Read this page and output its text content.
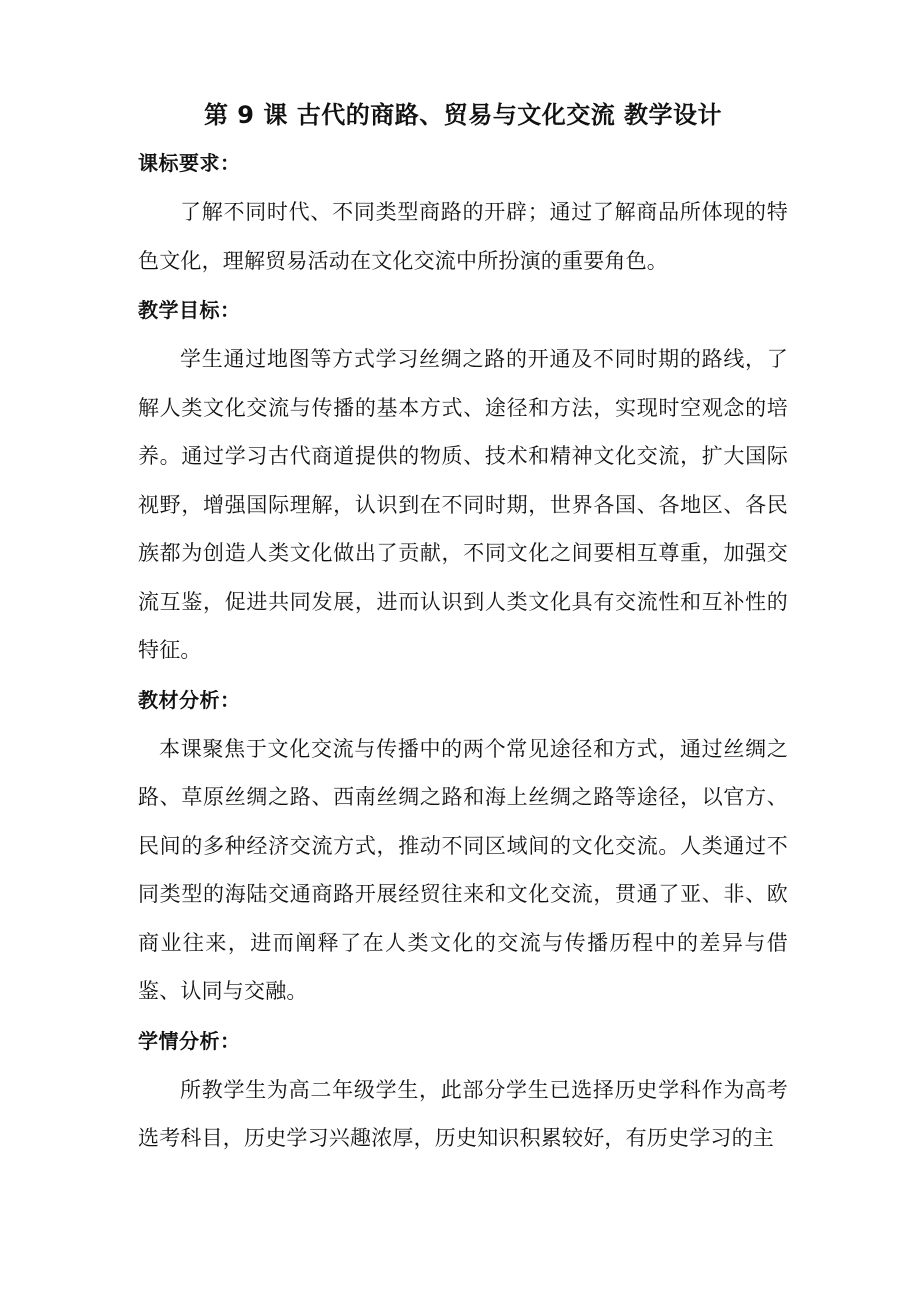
第 9 课 古代的商路、贸易与文化交流 教学设计
课标要求：

了解不同时代、不同类型商路的开辟；通过了解商品所体现的特色文化，理解贸易活动在文化交流中所扮演的重要角色。

教学目标：

学生通过地图等方式学习丝绸之路的开通及不同时期的路线，了解人类文化交流与传播的基本方式、途径和方法，实现时空观念的培养。通过学习古代商道提供的物质、技术和精神文化交流，扩大国际视野，增强国际理解，认识到在不同时期，世界各国、各地区、各民族都为创造人类文化做出了贡献，不同文化之间要相互尊重，加强交流互鉴，促进共同发展，进而认识到人类文化具有交流性和互补性的特征。

教材分析：

本课聚焦于文化交流与传播中的两个常见途径和方式，通过丝绸之路、草原丝绸之路、西南丝绸之路和海上丝绸之路等途径，以官方、民间的多种经济交流方式，推动不同区域间的文化交流。人类通过不同类型的海陆交通商路开展经贸往来和文化交流，贯通了亚、非、欧商业往来，进而阐释了在人类文化的交流与传播历程中的差异与借鉴、认同与交融。

学情分析：

所教学生为高二年级学生，此部分学生已选择历史学科作为高考选考科目，历史学习兴趣浓厚，历史知识积累较好，有历史学习的主
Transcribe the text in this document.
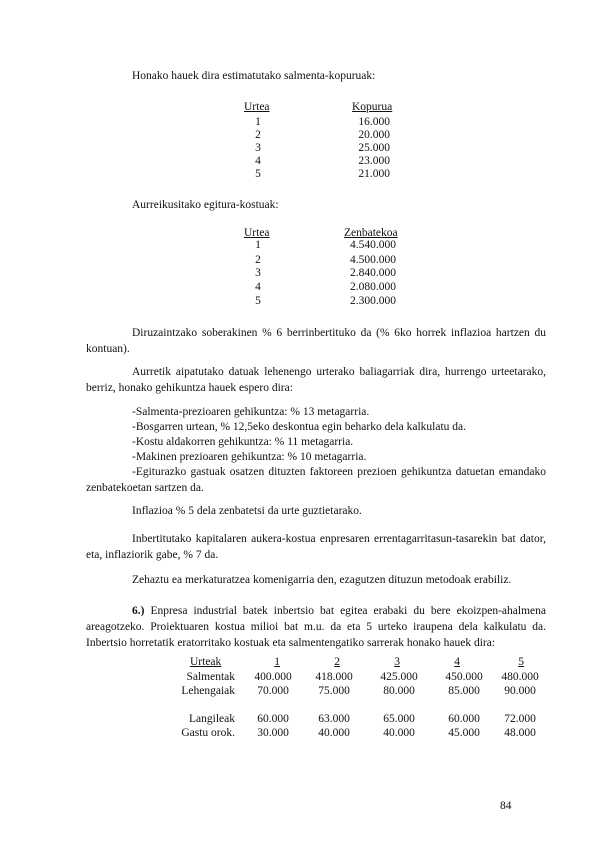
Honako hauek dira estimatutako salmenta-kopuruak:
Urtea	Kopurua
1	16.000
2	20.000
3	25.000
4	23.000
5	21.000
Aurreikusitako egitura-kostuak:
Urtea	Zenbatekoa
1	4.540.000
2	4.500.000
3	2.840.000
4	2.080.000
5	2.300.000
Diruzaintzako soberakinen % 6 berrinbertituko da (% 6ko horrek inflazioa hartzen du kontuan).
Aurretik aipatutako datuak lehenengo urterako baliagarriak dira, hurrengo urteetarako, berriz, honako gehikuntza hauek espero dira:
-Salmenta-prezioaren gehikuntza: % 13 metagarria.
-Bosgarren urtean, % 12,5eko deskontua egin beharko dela kalkulatu da.
-Kostu aldakorren gehikuntza: % 11 metagarria.
-Makinen prezioaren gehikuntza: % 10 metagarria.
-Egiturazko gastuak osatzen dituzten faktoreen prezioen gehikuntza datuetan emandako zenbatekoetan sartzen da.
Inflazioa % 5 dela zenbatetsi da urte guztietarako.
Inbertitutako kapitalaren aukera-kostua enpresaren errentagarritasun-tasarekin bat dator, eta, inflaziorik gabe, % 7 da.
Zehaztu ea merkaturatzea komenigarria den, ezagutzen dituzun metodoak erabiliz.
6.) Enpresa industrial batek inbertsio bat egitea erabaki du bere ekoizpen-ahalmena areagotzeko. Proiektuaren kostua milioi bat m.u. da eta 5 urteko iraupena dela kalkulatu da. Inbertsio horretatik eratorritako kostuak eta salmentengatiko sarrerak honako hauek dira:
Urteak	1	2	3	4	5
Salmentak	400.000	418.000	425.000	450.000	480.000
Lehengaiak	70.000	75.000	80.000	85.000	90.000
Langileak	60.000	63.000	65.000	60.000	72.000
Gastu orok.	30.000	40.000	40.000	45.000	48.000
84
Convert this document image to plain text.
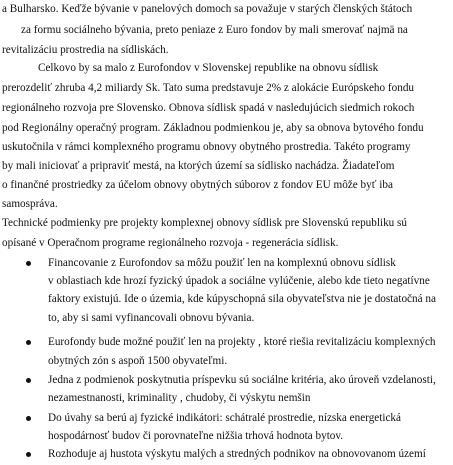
a Bulharsko. Keďže bývanie v panelových domoch sa považuje v starých členských štátoch
za formu sociálneho bývania, preto peniaze z Euro fondov by mali smerovať najmä na
revitalizáciu prostredia na sídliskách.
Celkovo by sa malo z Eurofondov v Slovenskej republike na obnovu sídlisk
prerozdeliť zhruba 4,2 miliardy Sk. Tato suma predstavuje 2% z alokácie Európskeho fondu
regionálneho rozvoja pre Slovensko. Obnova sídlisk spadá v nasledujúcich siedmich rokoch
pod Regionálny operačný program. Základnou podmienkou je, aby sa obnova bytového fondu
uskutočnila v rámci komplexného programu obnovy obytného prostredia. Takéto programy
by mali iniciovať a pripraviť mestá, na ktorých území sa sídlisko nachádza. Žiadateľom
o finančné prostriedky za účelom obnovy obytných súborov z fondov EU môže byť iba
samospráva.
Technické podmienky pre projekty komplexnej obnovy sídlisk pre Slovenskú republiku sú
opísané v Operačnom programe regionálneho rozvoja - regenerácia sídlisk.
Financovanie z Eurofondov sa môžu použiť len na komplexnú obnovu sídlisk
v oblastiach kde hrozí fyzický úpadok a sociálne vylúčenie, alebo kde tieto negatívne
faktory existujú. Ide o územia, kde kúpyschopná sila obyvateľstva nie je dostatočná na
to, aby si sami vyfinancovali obnovu bývania.
Eurofondy bude možné použiť len na projekty , ktoré riešia revitalizáciu komplexných
obytných zón s aspoň 1500 obyvateľmi.
Jedna z podmienok poskytnutia príspevku sú sociálne kritéria, ako úroveň vzdelanosti,
nezamestnanosti, kriminality , chudoby, či výskytu nemšin
Do úvahy sa berú aj fyzické indikátori: schátralé prostredie, nízska energetická
hospodárnosť budov či porovnateľne nižšia trhová hodnota bytov.
Rozhoduje aj hustota výskytu malých a stredných podnikov na obnovovanom území
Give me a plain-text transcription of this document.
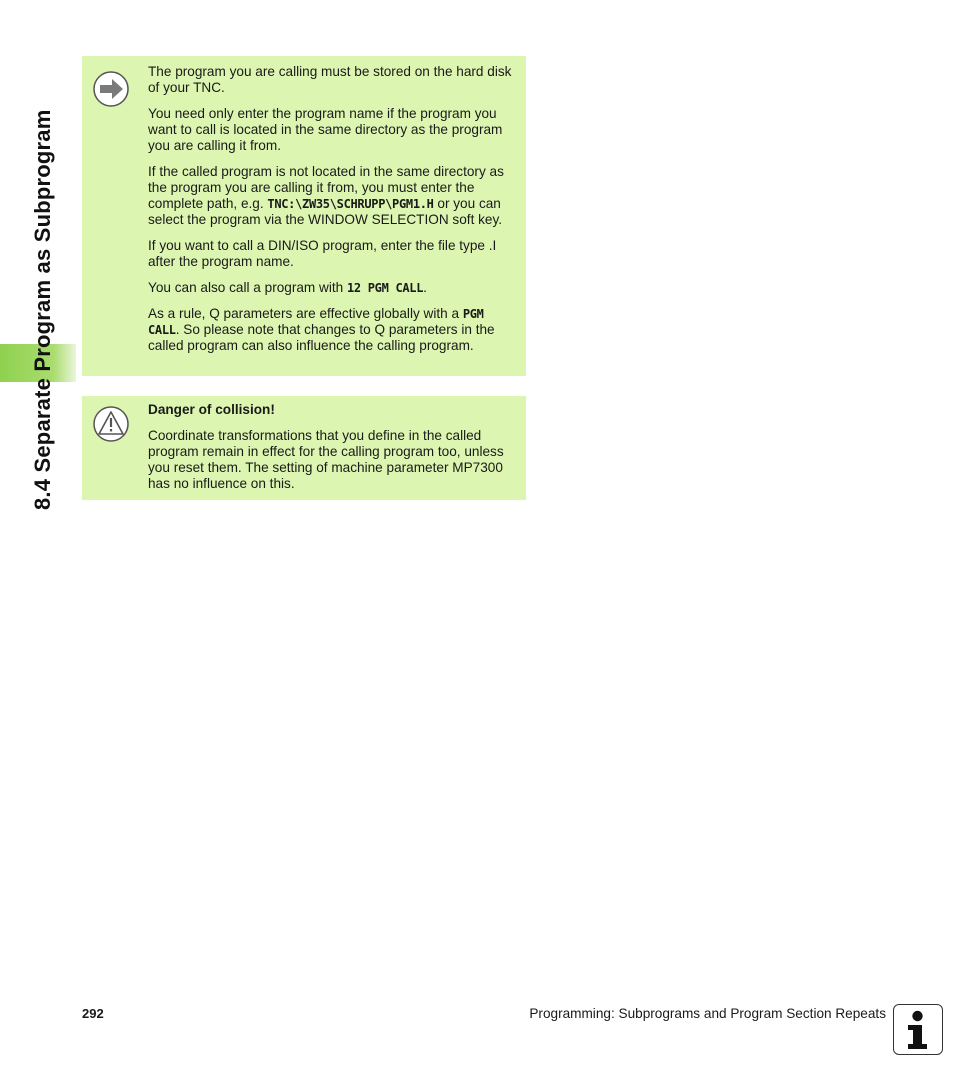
8.4 Separate Program as Subprogram

The program you are calling must be stored on the hard disk of your TNC.

You need only enter the program name if the program you want to call is located in the same directory as the program you are calling it from.

If the called program is not located in the same directory as the program you are calling it from, you must enter the complete path, e.g. TNC:\ZW35\SCHRUPP\PGM1.H or you can select the program via the WINDOW SELECTION soft key.

If you want to call a DIN/ISO program, enter the file type .I after the program name.

You can also call a program with 12 PGM CALL.

As a rule, Q parameters are effective globally with a PGM CALL. So please note that changes to Q parameters in the called program can also influence the calling program.

Danger of collision!

Coordinate transformations that you define in the called program remain in effect for the calling program too, unless you reset them. The setting of machine parameter MP7300 has no influence on this.

292	Programming: Subprograms and Program Section Repeats
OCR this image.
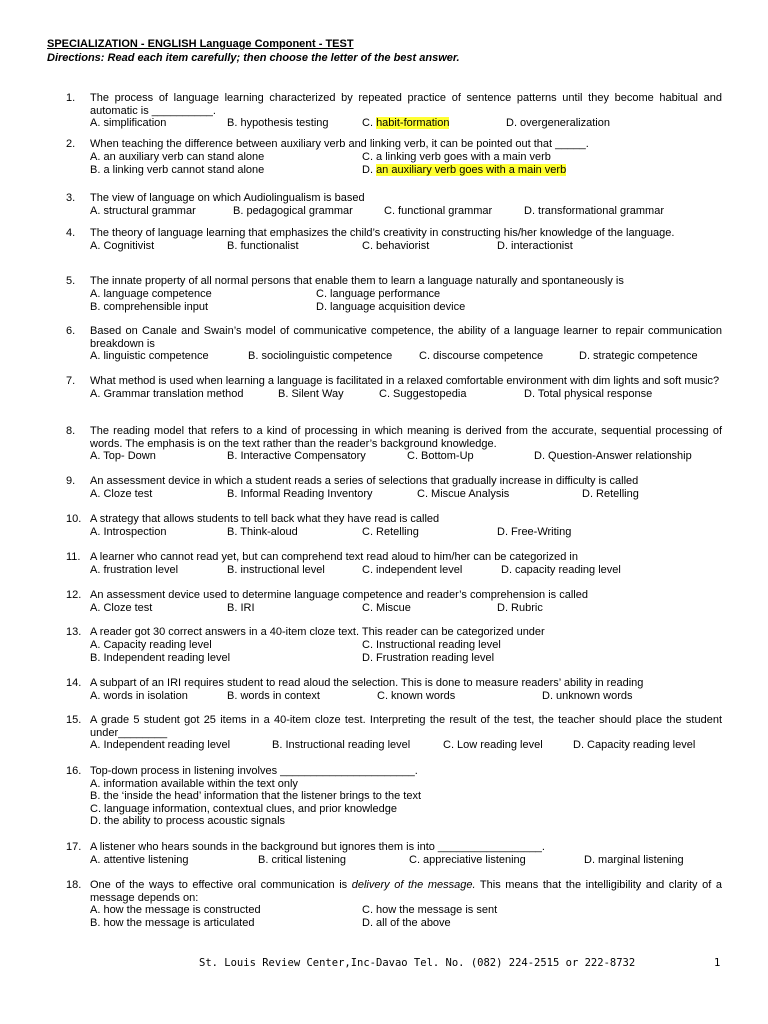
SPECIALIZATION - ENGLISH Language Component - TEST
Directions: Read each item carefully; then choose the letter of the best answer.
1.	The process of language learning characterized by repeated practice of sentence patterns until they become habitual and automatic is __________.
A. simplification	B. hypothesis testing	C. habit-formation	D. overgeneralization
2.	When teaching the difference between auxiliary verb and linking verb, it can be pointed out that _____.
A. an auxiliary verb can stand alone	C. a linking verb goes with a main verb
B. a linking verb cannot stand alone	D. an auxiliary verb goes with a main verb
3.	The view of language on which Audiolingualism is based
A. structural grammar	B. pedagogical grammar	C. functional grammar	D. transformational grammar
4.	The theory of language learning that emphasizes the child’s creativity in constructing his/her knowledge of the language.
A. Cognitivist	B. functionalist	C. behaviorist	D. interactionist
5.	The innate property of all normal persons that enable them to learn a language naturally and spontaneously is
A. language competence	C. language performance
B. comprehensible input	D. language acquisition device
6.	Based on Canale and Swain’s model of communicative competence, the ability of a language learner to repair communication breakdown is
A. linguistic competence	B. sociolinguistic competence C. discourse competence	D. strategic competence
7.	What method is used when learning a language is facilitated in a relaxed comfortable environment with dim lights and soft music?
A. Grammar translation method	B. Silent Way	C. Suggestopedia	D. Total physical response
8.	The reading model that refers to a kind of processing in which meaning is derived from the accurate, sequential processing of words. The emphasis is on the text rather than the reader’s background knowledge.
A. Top- Down	B. Interactive Compensatory	C. Bottom-Up	D. Question-Answer relationship
9.	An assessment device in which a student reads a series of selections that gradually increase in difficulty is called
A. Cloze test	B. Informal Reading Inventory	C. Miscue Analysis	D. Retelling
10. A strategy that allows students to tell back what they have read is called
A. Introspection	B. Think-aloud	C. Retelling	D. Free-Writing
11. A learner who cannot read yet, but can comprehend text read aloud to him/her can be categorized in
A. frustration level	B. instructional level	C. independent level	D. capacity reading level
12. An assessment device used to determine language competence and reader’s comprehension is called
A. Cloze test	B. IRI	C. Miscue	D. Rubric
13. A reader got 30 correct answers in a 40-item cloze text. This reader can be categorized under
A. Capacity reading level	C. Instructional reading level
B. Independent reading level	D. Frustration reading level
14. A subpart of an IRI requires student to read aloud the selection. This is done to measure readers’ ability in reading
A. words in isolation	B. words in context	C. known words	D. unknown words
15. A grade 5 student got 25 items in a 40-item cloze test. Interpreting the result of the test, the teacher should place the student under________
A. Independent reading level	B. Instructional reading level	C. Low reading level	D. Capacity reading level
16. Top-down process in listening involves ______________________.
A. information available within the text only
B. the ‘inside the head’ information that the listener brings to the text
C. language information, contextual clues, and prior knowledge
D. the ability to process acoustic signals
17. A listener who hears sounds in the background but ignores them is into _________________.
A. attentive listening	B. critical listening	C. appreciative listening	D. marginal listening
18. One of the ways to effective oral communication is delivery of the message. This means that the intelligibility and clarity of a message depends on:
A. how the message is constructed	C. how the message is sent
B. how the message is articulated	D. all of the above
St. Louis Review Center,Inc-Davao Tel. No. (082) 224-2515 or 222-8732	1
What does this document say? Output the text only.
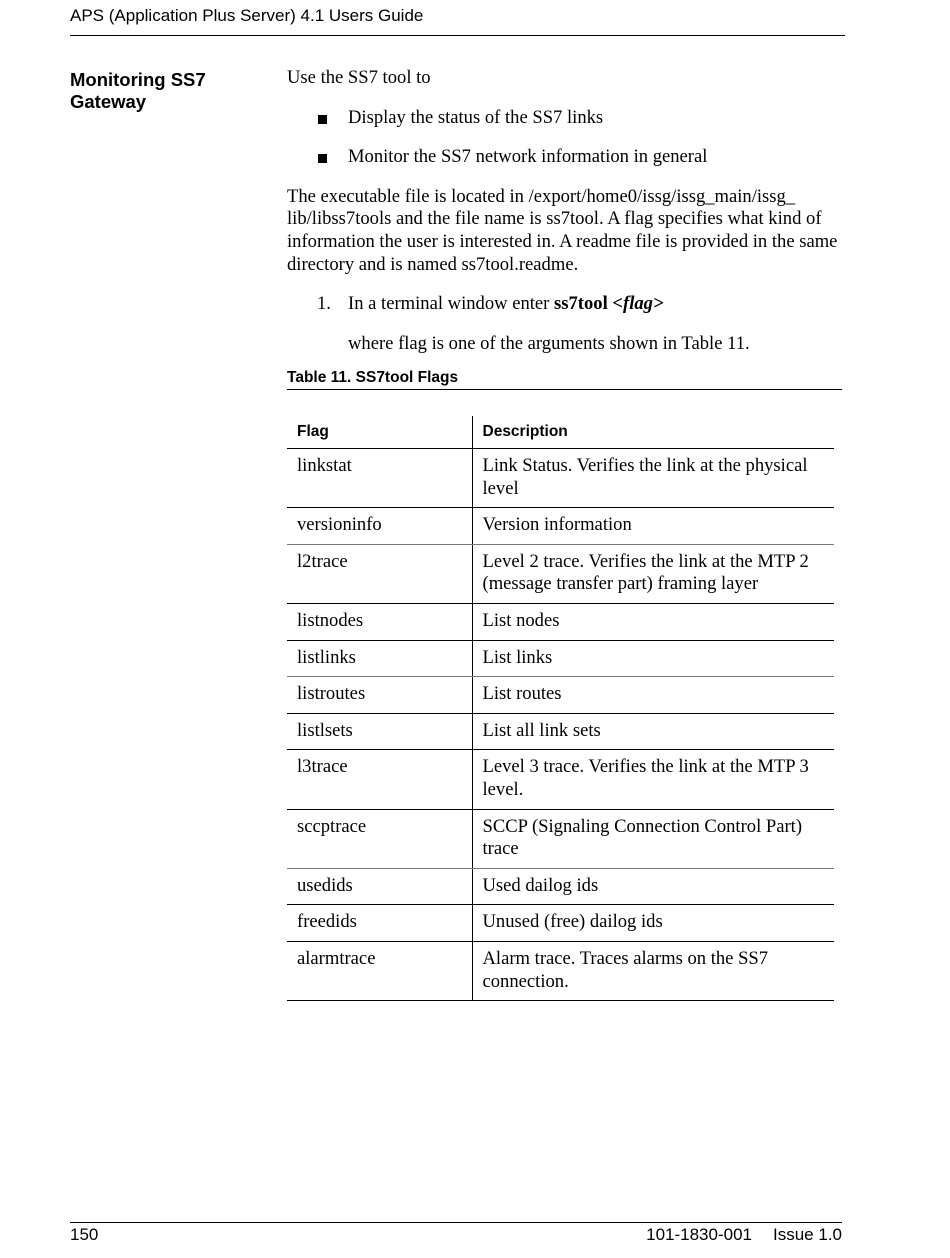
APS (Application Plus Server) 4.1 Users Guide
Monitoring SS7 Gateway

Use the SS7 tool to

Display the status of the SS7 links

Monitor the SS7 network information in general

The executable file is located in /export/home0/issg/issg_main/issg_ lib/libss7tools and the file name is ss7tool. A flag specifies what kind of information the user is interested in. A readme file is provided in the same directory and is named ss7tool.readme.

1. In a terminal window enter ss7tool <flag>

where flag is one of the arguments shown in Table 11.

Table 11. SS7tool Flags
Flag	Description
linkstat	Link Status. Verifies the link at the physical level
versioninfo	Version information
l2trace	Level 2 trace. Verifies the link at the MTP 2 (message transfer part) framing layer
listnodes	List nodes
listlinks	List links
listroutes	List routes
listlsets	List all link sets
l3trace	Level 3 trace. Verifies the link at the MTP 3 level.
sccptrace	SCCP (Signaling Connection Control Part) trace
usedids	Used dailog ids
freedids	Unused (free) dailog ids
alarmtrace	Alarm trace. Traces alarms on the SS7 connection.
150	101-1830-001 Issue 1.0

===

▶ _What you need to do_:
Which lines of the data above contain "learning"? Copy each one.

▶ _Exercise response_:
1.	The process of language learning characterized by repeated practice of sentence patterns until they become habitual and automatic is __________.
4.	The theory of language learning that emphasizes the child’s creativity in constructing his/her knowledge of the language.
7.	What method is used when learning a language is facilitated in a relaxed comfortable environment with dim lights and soft music?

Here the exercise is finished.